[Data excerpts]
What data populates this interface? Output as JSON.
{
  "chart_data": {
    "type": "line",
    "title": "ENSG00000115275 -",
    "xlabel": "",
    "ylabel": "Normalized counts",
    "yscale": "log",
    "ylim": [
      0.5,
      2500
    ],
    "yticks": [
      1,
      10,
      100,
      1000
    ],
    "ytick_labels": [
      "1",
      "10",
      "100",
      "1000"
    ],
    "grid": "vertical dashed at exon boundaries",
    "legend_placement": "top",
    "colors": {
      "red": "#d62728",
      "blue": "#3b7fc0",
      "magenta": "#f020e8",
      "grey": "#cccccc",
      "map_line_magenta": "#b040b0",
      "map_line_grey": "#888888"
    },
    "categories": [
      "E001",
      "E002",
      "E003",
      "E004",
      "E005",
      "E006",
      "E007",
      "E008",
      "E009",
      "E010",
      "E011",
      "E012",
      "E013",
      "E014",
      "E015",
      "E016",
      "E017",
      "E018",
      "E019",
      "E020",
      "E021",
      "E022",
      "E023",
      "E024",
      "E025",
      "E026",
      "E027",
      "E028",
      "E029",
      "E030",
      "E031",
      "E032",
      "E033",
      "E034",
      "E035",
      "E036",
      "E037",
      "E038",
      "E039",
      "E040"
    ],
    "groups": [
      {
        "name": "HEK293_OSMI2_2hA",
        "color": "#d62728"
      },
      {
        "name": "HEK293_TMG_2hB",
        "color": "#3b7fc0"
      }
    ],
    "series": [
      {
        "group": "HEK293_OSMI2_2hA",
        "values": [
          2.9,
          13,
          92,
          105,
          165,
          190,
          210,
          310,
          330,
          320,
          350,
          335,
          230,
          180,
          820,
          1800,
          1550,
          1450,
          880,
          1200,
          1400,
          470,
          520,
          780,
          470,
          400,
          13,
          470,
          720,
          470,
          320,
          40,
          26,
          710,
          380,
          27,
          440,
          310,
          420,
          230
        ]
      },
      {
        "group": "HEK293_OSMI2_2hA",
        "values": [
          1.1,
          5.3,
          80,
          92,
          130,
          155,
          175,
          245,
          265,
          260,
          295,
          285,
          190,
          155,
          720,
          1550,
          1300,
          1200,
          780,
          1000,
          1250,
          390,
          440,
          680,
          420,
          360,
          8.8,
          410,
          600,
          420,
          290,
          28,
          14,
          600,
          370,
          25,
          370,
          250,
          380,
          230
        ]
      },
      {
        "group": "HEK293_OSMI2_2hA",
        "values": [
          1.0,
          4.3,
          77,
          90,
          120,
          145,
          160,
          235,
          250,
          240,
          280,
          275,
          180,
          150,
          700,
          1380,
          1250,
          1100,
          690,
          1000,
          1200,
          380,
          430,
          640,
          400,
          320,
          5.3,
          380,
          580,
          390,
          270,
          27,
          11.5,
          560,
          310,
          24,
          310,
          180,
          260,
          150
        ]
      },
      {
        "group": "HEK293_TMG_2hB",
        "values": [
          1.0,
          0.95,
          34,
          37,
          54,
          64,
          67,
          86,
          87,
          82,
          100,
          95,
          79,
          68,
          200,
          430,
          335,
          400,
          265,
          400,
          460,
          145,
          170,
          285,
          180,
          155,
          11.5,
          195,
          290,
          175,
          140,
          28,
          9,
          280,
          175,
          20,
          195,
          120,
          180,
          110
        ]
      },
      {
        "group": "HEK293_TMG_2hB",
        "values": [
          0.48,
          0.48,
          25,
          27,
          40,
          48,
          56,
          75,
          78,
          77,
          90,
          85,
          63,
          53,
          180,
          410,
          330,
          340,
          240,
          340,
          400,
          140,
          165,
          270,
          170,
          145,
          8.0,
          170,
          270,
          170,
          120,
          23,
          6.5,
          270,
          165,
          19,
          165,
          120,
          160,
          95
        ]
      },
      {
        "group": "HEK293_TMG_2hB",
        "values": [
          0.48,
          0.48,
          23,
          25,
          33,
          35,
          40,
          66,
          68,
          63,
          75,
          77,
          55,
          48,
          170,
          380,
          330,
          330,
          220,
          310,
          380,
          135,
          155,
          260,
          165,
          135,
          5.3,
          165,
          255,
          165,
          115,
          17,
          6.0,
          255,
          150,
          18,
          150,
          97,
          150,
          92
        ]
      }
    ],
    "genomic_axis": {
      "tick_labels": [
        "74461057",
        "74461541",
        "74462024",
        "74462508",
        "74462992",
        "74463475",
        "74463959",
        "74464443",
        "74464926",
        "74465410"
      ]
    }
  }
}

- **WORK ORDER**:
Where the string "name" occurs in the data, return the whole line.

- **EXERCISE RESPONSE**:
        "name": "HEK293_OSMI2_2hA",
        "name": "HEK293_TMG_2hB",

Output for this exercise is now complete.